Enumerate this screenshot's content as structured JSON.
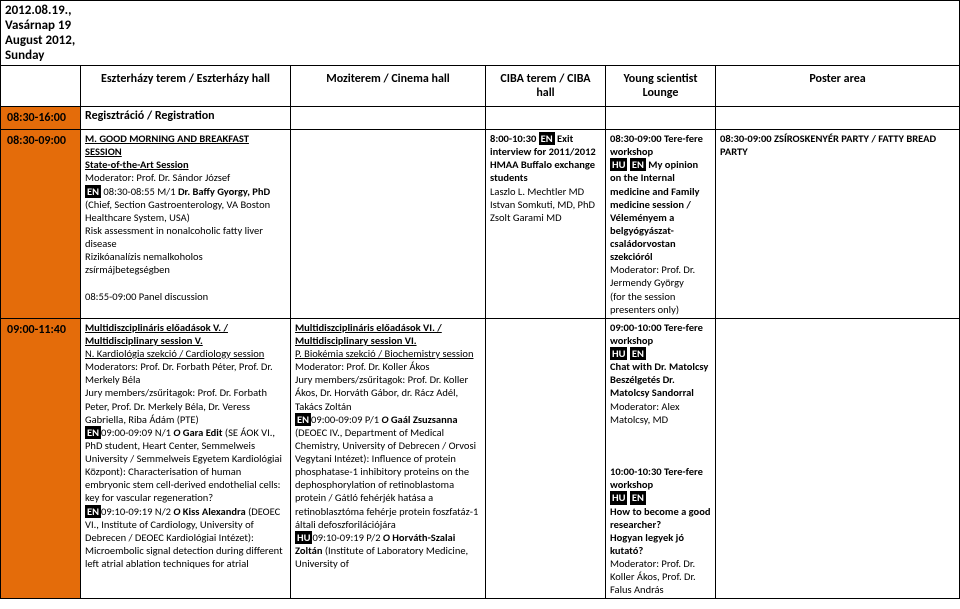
{
  "date_line": "2012.08.19., Vasárnap    19 August 2012, Sunday",
  "columns": {
    "time_blank": "",
    "c1": "Eszterházy terem / Eszterházy hall",
    "c2": "Moziterem / Cinema hall",
    "c3": "CIBA terem / CIBA hall",
    "c4": "Young scientist Lounge",
    "c5": "Poster area"
  },
  "reg_row": {
    "time": "08:30-16:00",
    "text": "Regisztráció / Registration"
  },
  "row1": {
    "time": "08:30-09:00",
    "c1": {
      "title": "M. GOOD MORNING AND BREAKFAST SESSION",
      "soa": "State-of-the-Art Session",
      "mod": "Moderator: Prof. Dr. Sándor József",
      "badge": "EN",
      "slot": " 08:30-08:55 M/1 ",
      "name": "Dr. Baffy Gyorgy, PhD",
      "aff": " (Chief, Section Gastroenterology, VA Boston Healthcare System, USA)",
      "t_en": "Risk assessment in nonalcoholic fatty liver disease",
      "t_hu": "Rizikóanalízis nemalkoholos zsírmájbetegségben",
      "panel": "08:55-09:00 Panel discussion"
    },
    "c3": {
      "time": "8:00-10:30 ",
      "badge": "EN",
      "title": " Exit interview for 2011/2012 HMAA Buffalo exchange students",
      "p1": "Laszlo L. Mechtler MD",
      "p2": "Istvan Somkuti, MD, PhD",
      "p3": "Zsolt Garami MD"
    },
    "c4": {
      "a_time": "08:30-09:00 Tere-fere workshop",
      "a_b1": "HU",
      "a_b2": "EN",
      "a_txt": " My opinion on the Internal medicine and Family medicine session / Véleményem a belgyógyászat-családorvostan szekcióról",
      "a_mod": "Moderator: Prof. Dr. Jermendy György",
      "a_note": "(for the session presenters only)"
    },
    "c5": {
      "text": "08:30-09:00 ZSÍROSKENYÉR PARTY / FATTY BREAD PARTY"
    }
  },
  "row2": {
    "time": "09:00-11:40",
    "c1": {
      "t1": "Multidiszciplináris előadások V. / Multidisciplinary session V.",
      "sec": "N. Kardiológia szekció / Cardiology session",
      "mod": "Moderators: Prof. Dr. Forbath Péter, Prof. Dr. Merkely Béla",
      "jury": "Jury members/zsűritagok: Prof. Dr. Forbath Peter, Prof. Dr. Merkely Béla, Dr. Veress Gabriella, Riba Ádám (PTE)",
      "b1": "EN",
      "s1": "09:00-09:09 N/1 ",
      "o1": "O",
      "n1": " Gara Edit",
      "a1": " (SE ÁOK VI., PhD student, Heart Center, Semmelweis University / Semmelweis Egyetem Kardiológiai Központ): Characterisation of human embryonic stem cell-derived endothelial cells: key for vascular regeneration?",
      "b2": "EN",
      "s2": "09:10-09:19 N/2 ",
      "o2": "O",
      "n2": " Kiss Alexandra",
      "a2": " (DEOEC VI., Institute of Cardiology, University of Debrecen / DEOEC Kardiológiai Intézet): Microembolic signal detection during different left atrial ablation techniques for atrial"
    },
    "c2": {
      "t1": "Multidiszciplináris előadások VI.  / Multidisciplinary session VI.",
      "sec": "P. Biokémia szekció / Biochemistry session",
      "mod": "Moderator: Prof. Dr. Koller Ákos",
      "jury": "Jury members/zsűritagok: Prof. Dr. Koller Ákos, Dr. Horváth Gábor, dr. Rácz Adél, Takács Zoltán",
      "b1": "EN",
      "s1": "09:00-09:09 P/1 ",
      "o1": "O",
      "n1": " Gaál Zsuzsanna",
      "a1": " (DEOEC IV., Department of Medical Chemistry, University of Debrecen  / Orvosi Vegytani Intézet): Influence of protein phosphatase-1 inhibitory proteins on the dephosphorylation of retinoblastoma protein / Gátló fehérjék hatása a retinoblasztóma fehérje protein foszfatáz-1 általi defoszforilációjára",
      "b2": "HU",
      "s2": "09:10-09:19 P/2 ",
      "o2": "O",
      "n2": " Horváth-Szalai Zoltán",
      "a2": " (Institute of Laboratory Medicine, University of"
    },
    "c4": {
      "a_time": "09:00-10:00 Tere-fere workshop",
      "a_b1": "HU",
      "a_b2": "EN",
      "a_txt1": "Chat with Dr. Matolcsy",
      "a_txt2": "Beszélgetés Dr. Matolcsy Sandorral",
      "a_mod": "Moderator: Alex Matolcsy, MD",
      "b_time": "10:00-10:30 Tere-fere workshop",
      "b_b1": "HU",
      "b_b2": "EN",
      "b_txt1": "How to become a good researcher?",
      "b_txt2": "Hogyan legyek jó kutató?",
      "b_mod": "Moderator: Prof. Dr. Koller Ákos, Prof. Dr. Falus András"
    }
  }
}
····················
Description of the task
From the first line to the last, reproduce the listing above exactly, leaving the pictures out.

Solution below
Enumerate this screenshot's content as structured JSON.
{
  "date_line": "2012.08.19., Vasárnap    19 August 2012, Sunday",
  "columns": {
    "time_blank": "",
    "c1": "Eszterházy terem / Eszterházy hall",
    "c2": "Moziterem / Cinema hall",
    "c3": "CIBA terem / CIBA hall",
    "c4": "Young scientist Lounge",
    "c5": "Poster area"
  },
  "reg_row": {
    "time": "08:30-16:00",
    "text": "Regisztráció / Registration"
  },
  "row1": {
    "time": "08:30-09:00",
    "c1": {
      "title": "M. GOOD MORNING AND BREAKFAST SESSION",
      "soa": "State-of-the-Art Session",
      "mod": "Moderator: Prof. Dr. Sándor József",
      "badge": "EN",
      "slot": " 08:30-08:55 M/1 ",
      "name": "Dr. Baffy Gyorgy, PhD",
      "aff": " (Chief, Section Gastroenterology, VA Boston Healthcare System, USA)",
      "t_en": "Risk assessment in nonalcoholic fatty liver disease",
      "t_hu": "Rizikóanalízis nemalkoholos zsírmájbetegségben",
      "panel": "08:55-09:00 Panel discussion"
    },
    "c3": {
      "time": "8:00-10:30 ",
      "badge": "EN",
      "title": " Exit interview for 2011/2012 HMAA Buffalo exchange students",
      "p1": "Laszlo L. Mechtler MD",
      "p2": "Istvan Somkuti, MD, PhD",
      "p3": "Zsolt Garami MD"
    },
    "c4": {
      "a_time": "08:30-09:00 Tere-fere workshop",
      "a_b1": "HU",
      "a_b2": "EN",
      "a_txt": " My opinion on the Internal medicine and Family medicine session / Véleményem a belgyógyászat-családorvostan szekcióról",
      "a_mod": "Moderator: Prof. Dr. Jermendy György",
      "a_note": "(for the session presenters only)"
    },
    "c5": {
      "text": "08:30-09:00 ZSÍROSKENYÉR PARTY / FATTY BREAD PARTY"
    }
  },
  "row2": {
    "time": "09:00-11:40",
    "c1": {
      "t1": "Multidiszciplináris előadások V. / Multidisciplinary session V.",
      "sec": "N. Kardiológia szekció / Cardiology session",
      "mod": "Moderators: Prof. Dr. Forbath Péter, Prof. Dr. Merkely Béla",
      "jury": "Jury members/zsűritagok: Prof. Dr. Forbath Peter, Prof. Dr. Merkely Béla, Dr. Veress Gabriella, Riba Ádám (PTE)",
      "b1": "EN",
      "s1": "09:00-09:09 N/1 ",
      "o1": "O",
      "n1": " Gara Edit",
      "a1": " (SE ÁOK VI., PhD student, Heart Center, Semmelweis University / Semmelweis Egyetem Kardiológiai Központ): Characterisation of human embryonic stem cell-derived endothelial cells: key for vascular regeneration?",
      "b2": "EN",
      "s2": "09:10-09:19 N/2 ",
      "o2": "O",
      "n2": " Kiss Alexandra",
      "a2": " (DEOEC VI., Institute of Cardiology, University of Debrecen / DEOEC Kardiológiai Intézet): Microembolic signal detection during different left atrial ablation techniques for atrial"
    },
    "c2": {
      "t1": "Multidiszciplináris előadások VI.  / Multidisciplinary session VI.",
      "sec": "P. Biokémia szekció / Biochemistry session",
      "mod": "Moderator: Prof. Dr. Koller Ákos",
      "jury": "Jury members/zsűritagok: Prof. Dr. Koller Ákos, Dr. Horváth Gábor, dr. Rácz Adél, Takács Zoltán",
      "b1": "EN",
      "s1": "09:00-09:09 P/1 ",
      "o1": "O",
      "n1": " Gaál Zsuzsanna",
      "a1": " (DEOEC IV., Department of Medical Chemistry, University of Debrecen  / Orvosi Vegytani Intézet): Influence of protein phosphatase-1 inhibitory proteins on the dephosphorylation of retinoblastoma protein / Gátló fehérjék hatása a retinoblasztóma fehérje protein foszfatáz-1 általi defoszforilációjára",
      "b2": "HU",
      "s2": "09:10-09:19 P/2 ",
      "o2": "O",
      "n2": " Horváth-Szalai Zoltán",
      "a2": " (Institute of Laboratory Medicine, University of"
    },
    "c4": {
      "a_time": "09:00-10:00 Tere-fere workshop",
      "a_b1": "HU",
      "a_b2": "EN",
      "a_txt1": "Chat with Dr. Matolcsy",
      "a_txt2": "Beszélgetés Dr. Matolcsy Sandorral",
      "a_mod": "Moderator: Alex Matolcsy, MD",
      "b_time": "10:00-10:30 Tere-fere workshop",
      "b_b1": "HU",
      "b_b2": "EN",
      "b_txt1": "How to become a good researcher?",
      "b_txt2": "Hogyan legyek jó kutató?",
      "b_mod": "Moderator: Prof. Dr. Koller Ákos, Prof. Dr. Falus András"
    }
  }
}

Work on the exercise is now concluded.